WORK TO COMPLETE:
Below are the records; reproduce all of them exactly but without any images.

SUPPLIED DATA:

----------------------------------------

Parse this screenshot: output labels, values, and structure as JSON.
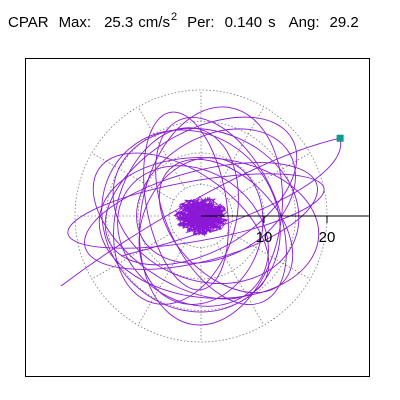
{
  "header": {
    "mode": "CPAR",
    "max_label": "Max:",
    "max_value": "25.3",
    "max_unit": "cm/s",
    "max_unit_exp": "2",
    "per_label": "Per:",
    "per_value": "0.140",
    "per_unit": "s",
    "ang_label": "Ang:",
    "ang_value": "29.2"
  },
  "chart_data": {
    "type": "polar-trace",
    "rings": [
      5,
      10,
      15,
      20
    ],
    "tick_labels": [
      "10",
      "20"
    ],
    "axis_angle_deg": 0,
    "trace_color": "#8b18d6",
    "marker_color": "#0f9b8a",
    "endpoint": {
      "magnitude": 25.3,
      "angle_deg": 29.2
    }
  }
}
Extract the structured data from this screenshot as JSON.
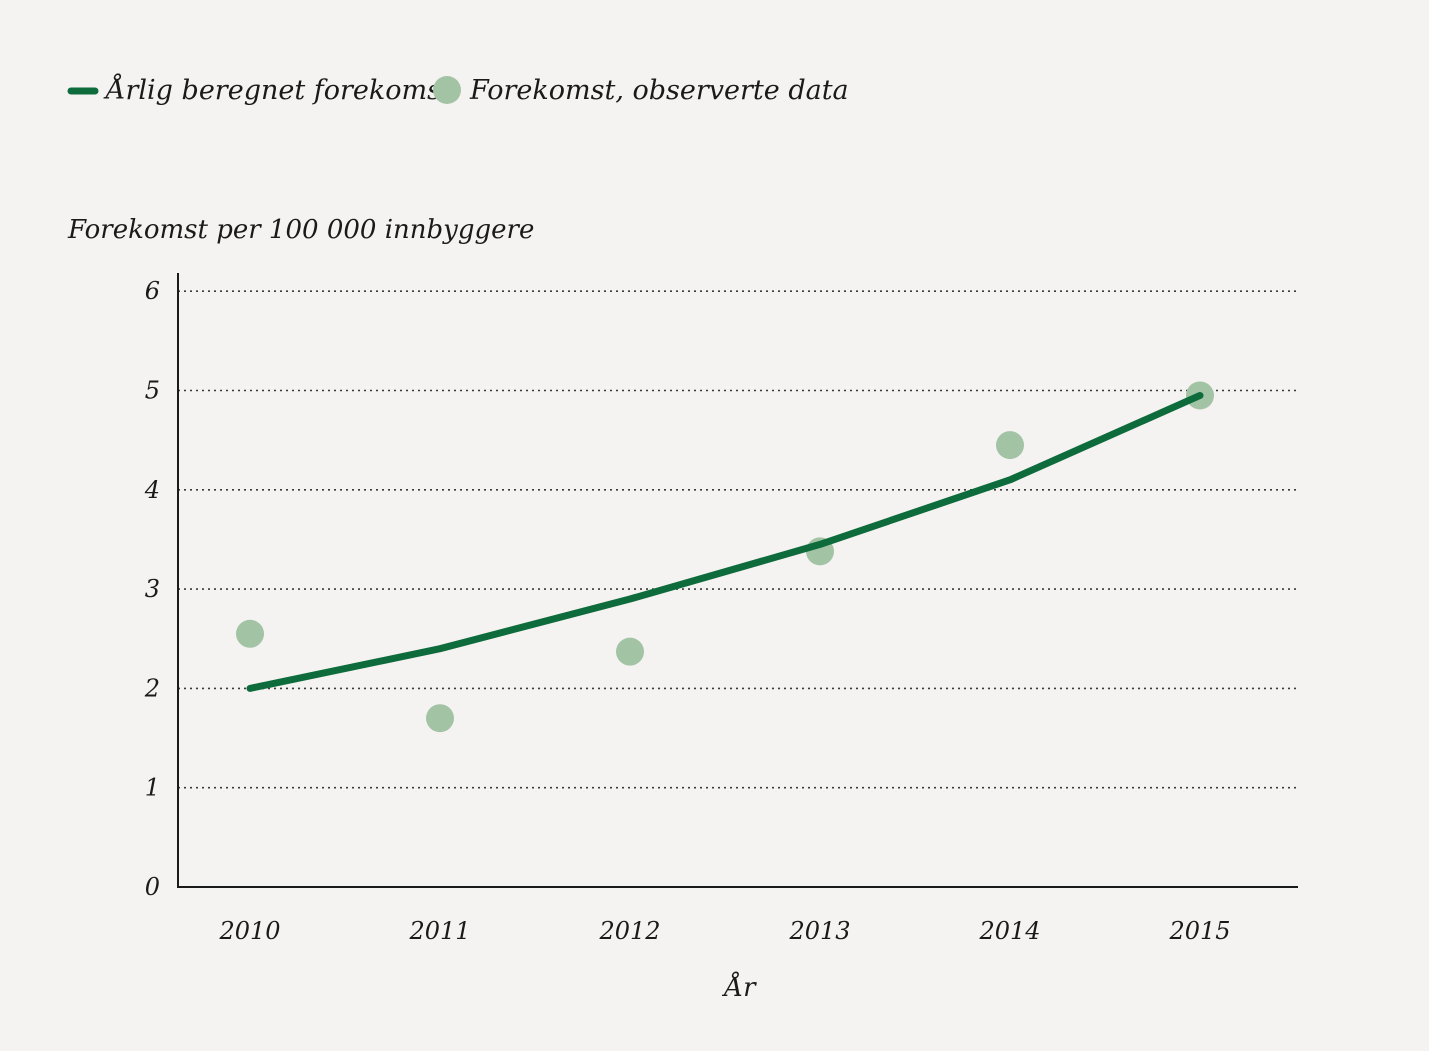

----------------------------------------

REPLY:
Parse this screenshot: output labels, values, and structure as JSON.
{
  "header": {
    "mode": "CPAR",
    "max_label": "Max:",
    "max_value": "25.3",
    "max_unit": "cm/s",
    "max_unit_exp": "2",
    "per_label": "Per:",
    "per_value": "0.140",
    "per_unit": "s",
    "ang_label": "Ang:",
    "ang_value": "29.2"
  },
  "chart_data": {
    "type": "polar-trace",
    "rings": [
      5,
      10,
      15,
      20
    ],
    "tick_labels": [
      "10",
      "20"
    ],
    "axis_angle_deg": 0,
    "trace_color": "#8b18d6",
    "marker_color": "#0f9b8a",
    "endpoint": {
      "magnitude": 25.3,
      "angle_deg": 29.2
    }
  }
}
Extract the structured data from this screenshot as JSON.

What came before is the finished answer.